• **Goal of the exercise**
Copy each line in the data that includes the word "What".

'''

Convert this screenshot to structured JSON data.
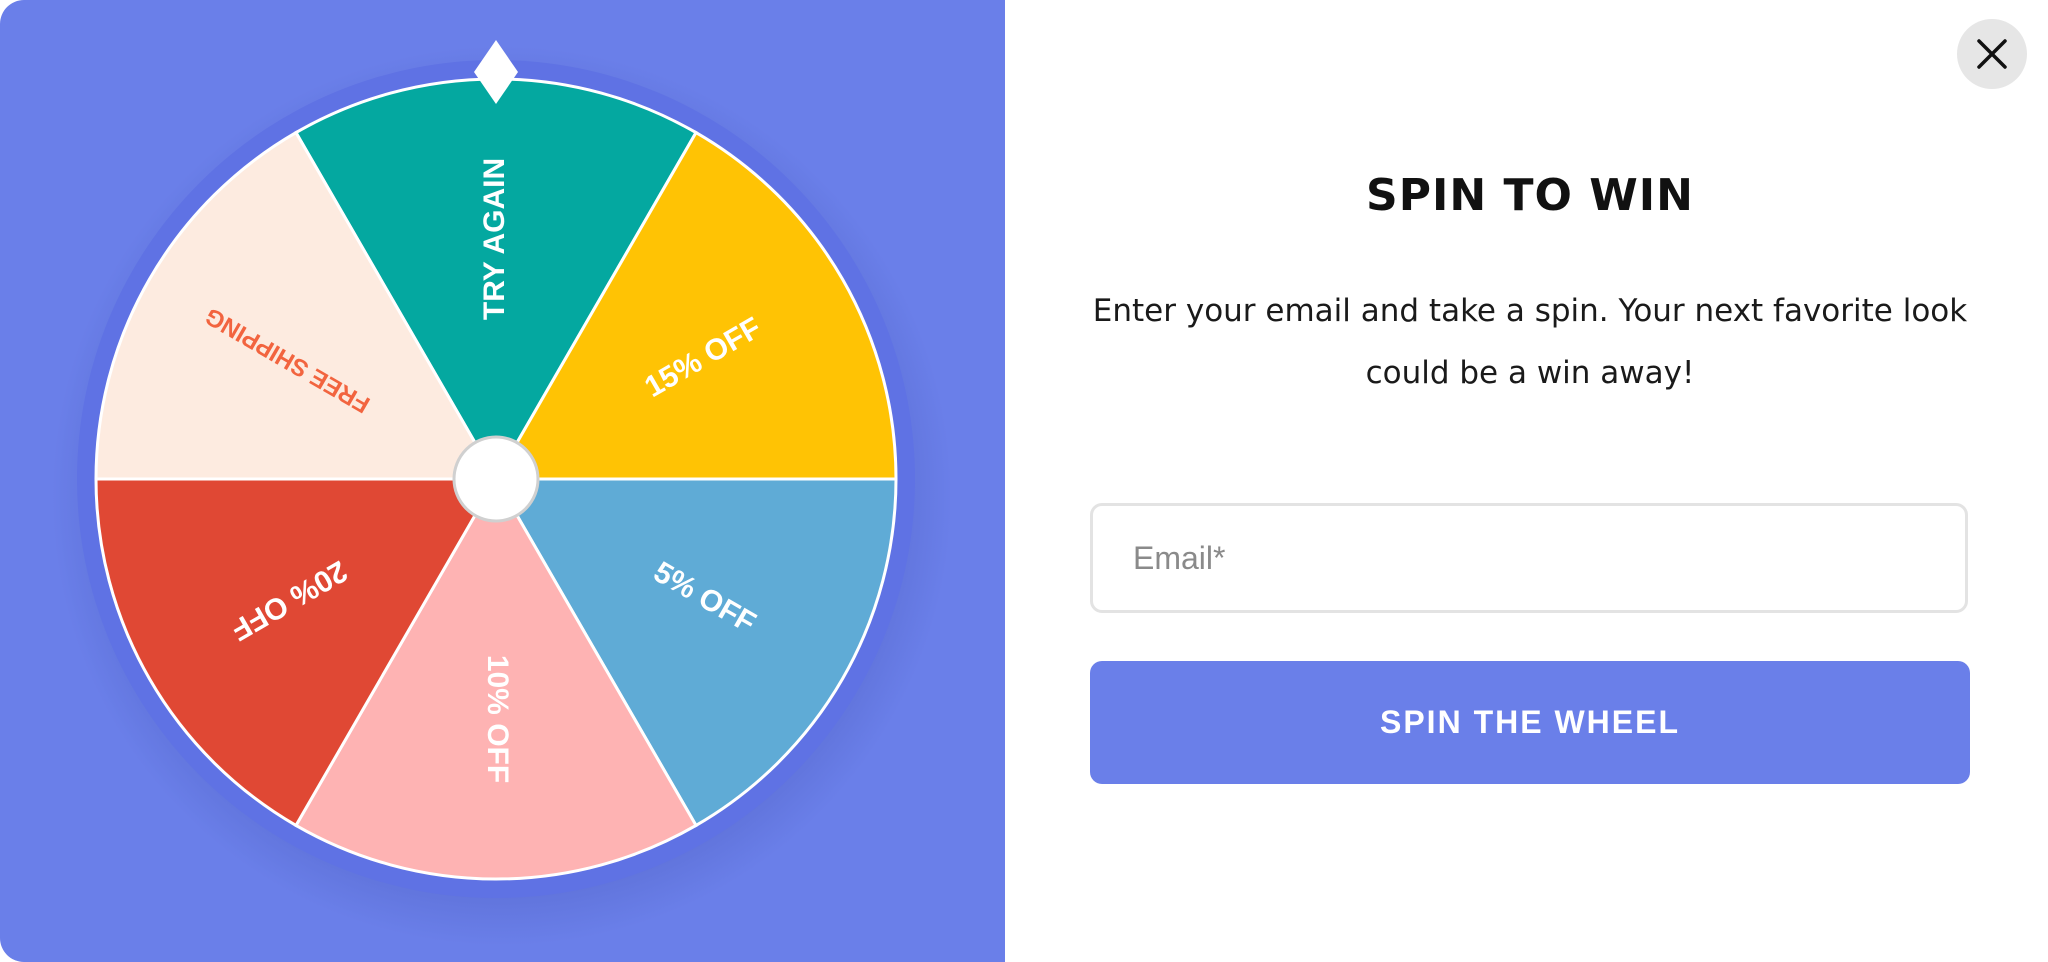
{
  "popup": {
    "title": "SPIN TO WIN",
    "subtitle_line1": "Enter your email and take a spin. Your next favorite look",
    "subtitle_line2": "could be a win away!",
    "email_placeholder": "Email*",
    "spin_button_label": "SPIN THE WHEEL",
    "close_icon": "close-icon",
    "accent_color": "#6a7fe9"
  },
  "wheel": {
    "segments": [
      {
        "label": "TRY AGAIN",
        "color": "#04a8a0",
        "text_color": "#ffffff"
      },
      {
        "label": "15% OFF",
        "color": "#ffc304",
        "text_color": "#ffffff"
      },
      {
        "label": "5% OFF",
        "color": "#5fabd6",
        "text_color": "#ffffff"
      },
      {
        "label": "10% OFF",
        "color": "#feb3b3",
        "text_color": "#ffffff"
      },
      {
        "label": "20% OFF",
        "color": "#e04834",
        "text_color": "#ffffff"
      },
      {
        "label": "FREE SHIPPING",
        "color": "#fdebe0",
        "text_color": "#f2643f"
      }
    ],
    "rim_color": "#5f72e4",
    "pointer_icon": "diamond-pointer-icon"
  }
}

'''
'''

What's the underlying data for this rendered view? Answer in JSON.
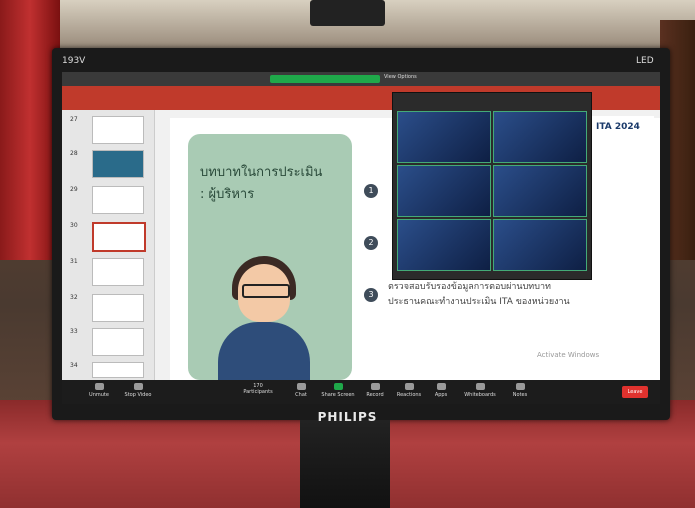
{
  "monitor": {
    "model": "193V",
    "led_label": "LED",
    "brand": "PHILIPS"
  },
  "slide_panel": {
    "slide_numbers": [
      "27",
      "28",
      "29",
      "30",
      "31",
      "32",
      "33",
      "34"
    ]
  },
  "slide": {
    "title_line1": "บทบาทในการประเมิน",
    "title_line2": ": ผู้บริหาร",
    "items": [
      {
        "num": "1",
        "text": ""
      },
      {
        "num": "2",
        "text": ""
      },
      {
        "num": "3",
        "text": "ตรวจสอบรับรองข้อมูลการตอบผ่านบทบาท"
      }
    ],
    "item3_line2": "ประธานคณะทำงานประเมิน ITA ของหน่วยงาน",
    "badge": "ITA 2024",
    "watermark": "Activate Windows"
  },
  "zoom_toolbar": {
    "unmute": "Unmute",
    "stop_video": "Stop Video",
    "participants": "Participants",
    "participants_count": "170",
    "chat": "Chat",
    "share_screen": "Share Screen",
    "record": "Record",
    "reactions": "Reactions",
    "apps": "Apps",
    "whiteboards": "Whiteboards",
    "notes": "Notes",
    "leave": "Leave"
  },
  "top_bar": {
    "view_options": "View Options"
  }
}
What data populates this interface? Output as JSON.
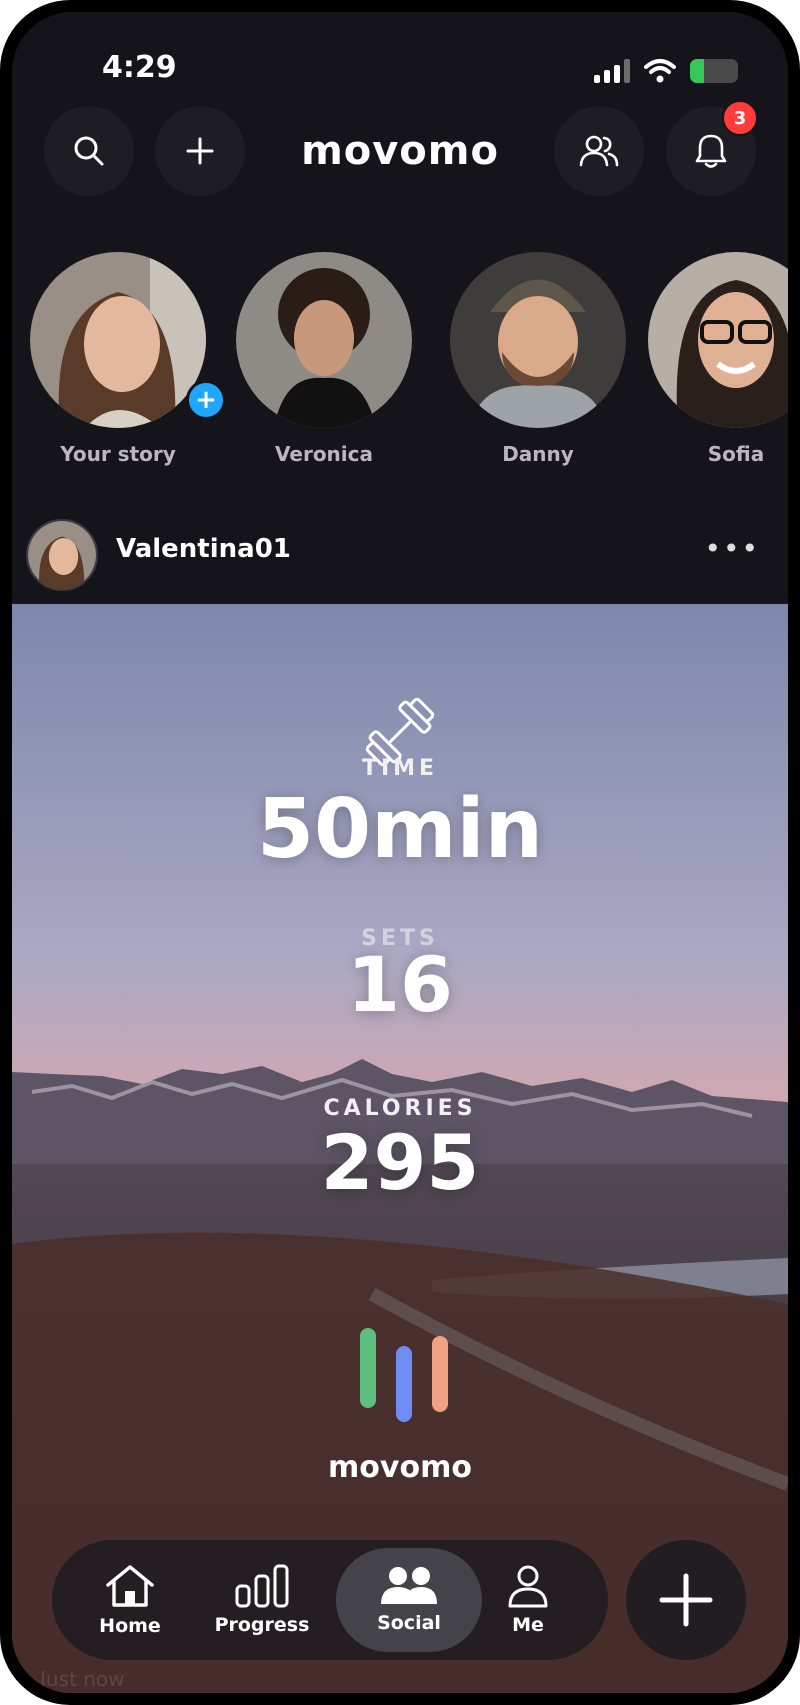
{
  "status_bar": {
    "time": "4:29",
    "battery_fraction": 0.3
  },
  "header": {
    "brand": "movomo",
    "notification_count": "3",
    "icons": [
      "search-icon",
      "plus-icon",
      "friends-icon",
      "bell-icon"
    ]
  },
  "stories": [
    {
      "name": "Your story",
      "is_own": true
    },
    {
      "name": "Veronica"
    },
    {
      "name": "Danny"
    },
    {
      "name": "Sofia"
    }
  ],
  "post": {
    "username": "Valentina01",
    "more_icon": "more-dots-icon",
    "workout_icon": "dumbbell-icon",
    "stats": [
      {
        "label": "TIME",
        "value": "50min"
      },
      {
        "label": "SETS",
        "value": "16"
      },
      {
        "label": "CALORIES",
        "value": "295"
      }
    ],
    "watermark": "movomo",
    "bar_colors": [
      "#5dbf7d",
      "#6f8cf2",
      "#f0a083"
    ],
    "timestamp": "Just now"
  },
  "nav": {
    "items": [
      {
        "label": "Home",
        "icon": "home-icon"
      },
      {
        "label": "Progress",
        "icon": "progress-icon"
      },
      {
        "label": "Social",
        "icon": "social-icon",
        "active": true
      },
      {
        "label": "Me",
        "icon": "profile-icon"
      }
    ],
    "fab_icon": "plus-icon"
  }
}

'''

• **Output of the exercise**
What's the underlying data for this rendered view? Answer in JSON.
What data populates this interface? Output as JSON.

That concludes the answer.